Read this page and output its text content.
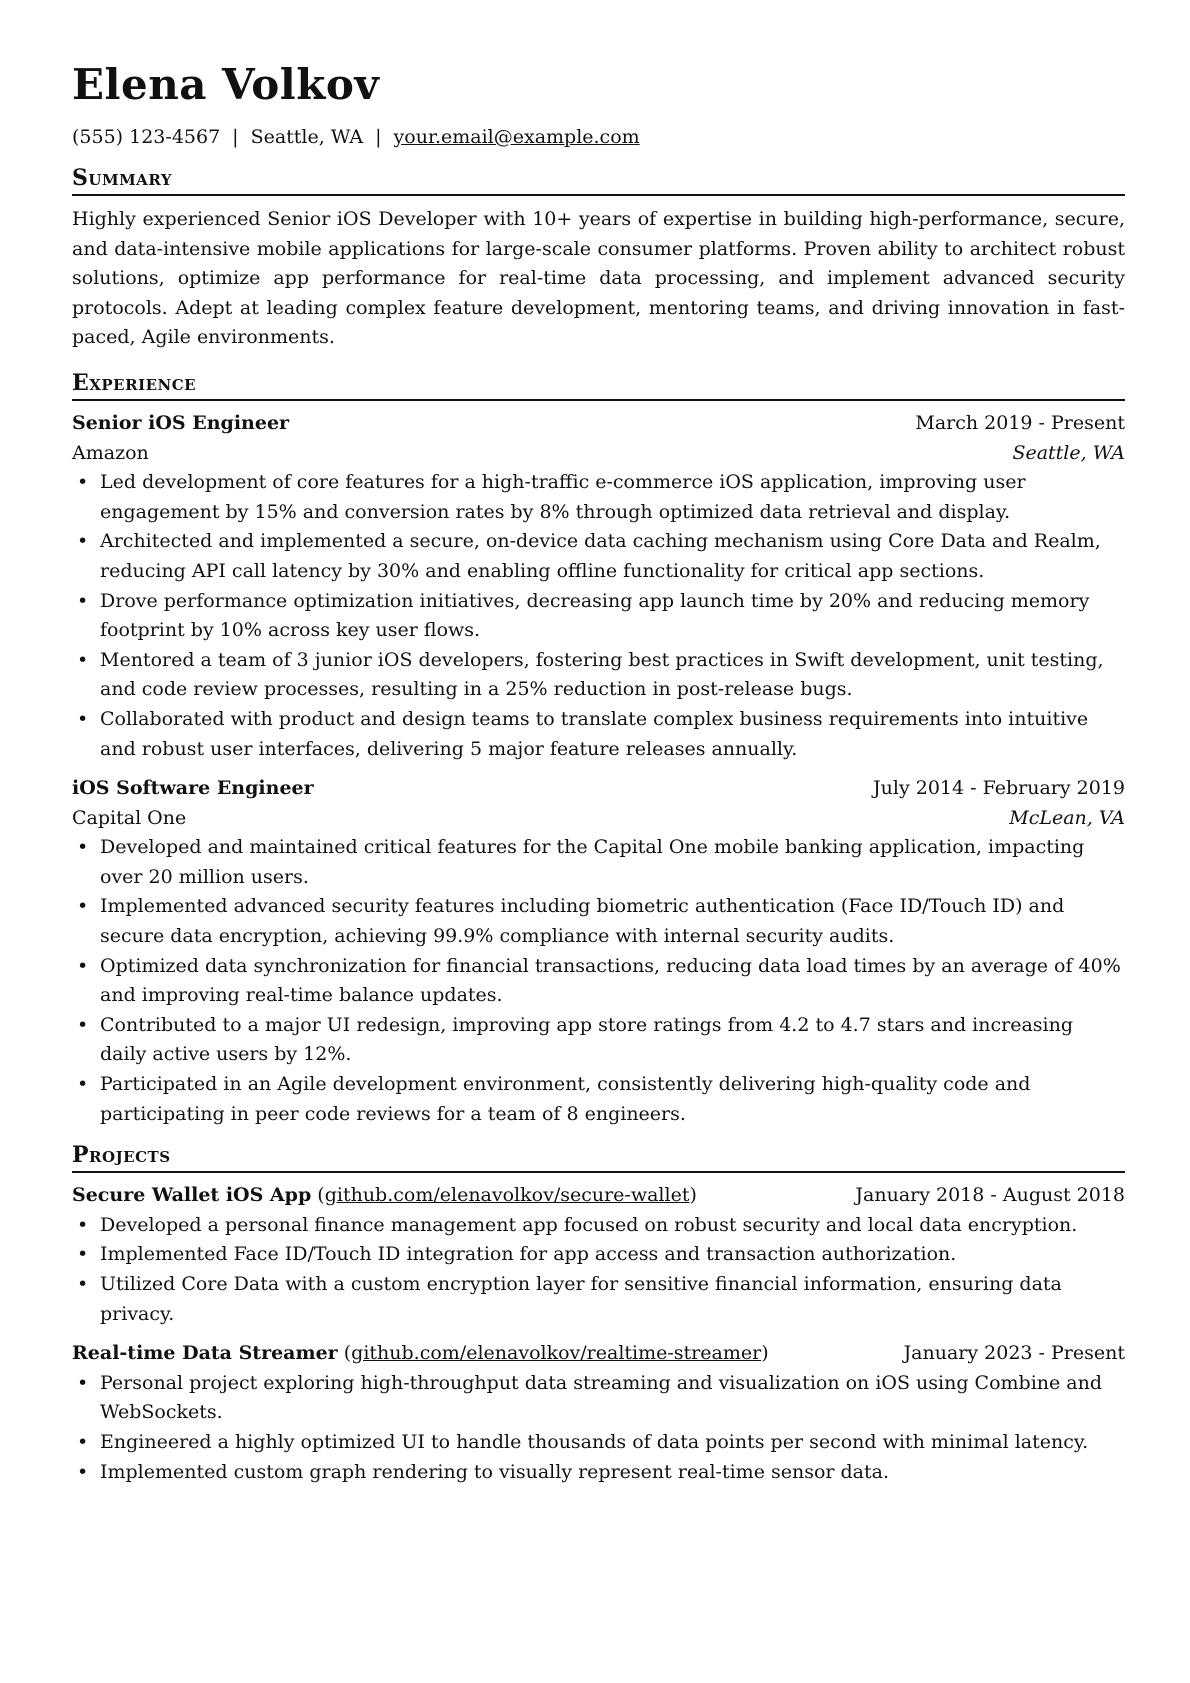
Elena Volkov
(555) 123-4567 | Seattle, WA | your.email@example.com
Summary
Highly experienced Senior iOS Developer with 10+ years of expertise in building high-performance, secure, and data-intensive mobile applications for large-scale consumer platforms. Proven ability to architect robust solutions, optimize app performance for real-time data processing, and implement advanced security protocols. Adept at leading complex feature development, mentoring teams, and driving innovation in fast-paced, Agile environments.
Experience
Senior iOS Engineer	March 2019 - Present
Amazon	Seattle, WA
• Led development of core features for a high-traffic e-commerce iOS application, improving user engagement by 15% and conversion rates by 8% through optimized data retrieval and display.
• Architected and implemented a secure, on-device data caching mechanism using Core Data and Realm, reducing API call latency by 30% and enabling offline functionality for critical app sections.
• Drove performance optimization initiatives, decreasing app launch time by 20% and reducing memory footprint by 10% across key user flows.
• Mentored a team of 3 junior iOS developers, fostering best practices in Swift development, unit testing, and code review processes, resulting in a 25% reduction in post-release bugs.
• Collaborated with product and design teams to translate complex business requirements into intuitive and robust user interfaces, delivering 5 major feature releases annually.
iOS Software Engineer	July 2014 - February 2019
Capital One	McLean, VA
• Developed and maintained critical features for the Capital One mobile banking application, impacting over 20 million users.
• Implemented advanced security features including biometric authentication (Face ID/Touch ID) and secure data encryption, achieving 99.9% compliance with internal security audits.
• Optimized data synchronization for financial transactions, reducing data load times by an average of 40% and improving real-time balance updates.
• Contributed to a major UI redesign, improving app store ratings from 4.2 to 4.7 stars and increasing daily active users by 12%.
• Participated in an Agile development environment, consistently delivering high-quality code and participating in peer code reviews for a team of 8 engineers.
Projects
Secure Wallet iOS App (github.com/elenavolkov/secure-wallet)	January 2018 - August 2018
• Developed a personal finance management app focused on robust security and local data encryption.
• Implemented Face ID/Touch ID integration for app access and transaction authorization.
• Utilized Core Data with a custom encryption layer for sensitive financial information, ensuring data privacy.
Real-time Data Streamer (github.com/elenavolkov/realtime-streamer)	January 2023 - Present
• Personal project exploring high-throughput data streaming and visualization on iOS using Combine and WebSockets.
• Engineered a highly optimized UI to handle thousands of data points per second with minimal latency.
• Implemented custom graph rendering to visually represent real-time sensor data.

#####

▶ [Written request]:
Where a line in the material above holds "January", copy that line.

▶ [Response to the exercise]:
Secure Wallet iOS App (github.com/elenavolkov/secure-wallet)	January 2018 - August 2018
Real-time Data Streamer (github.com/elenavolkov/realtime-streamer)	January 2023 - Present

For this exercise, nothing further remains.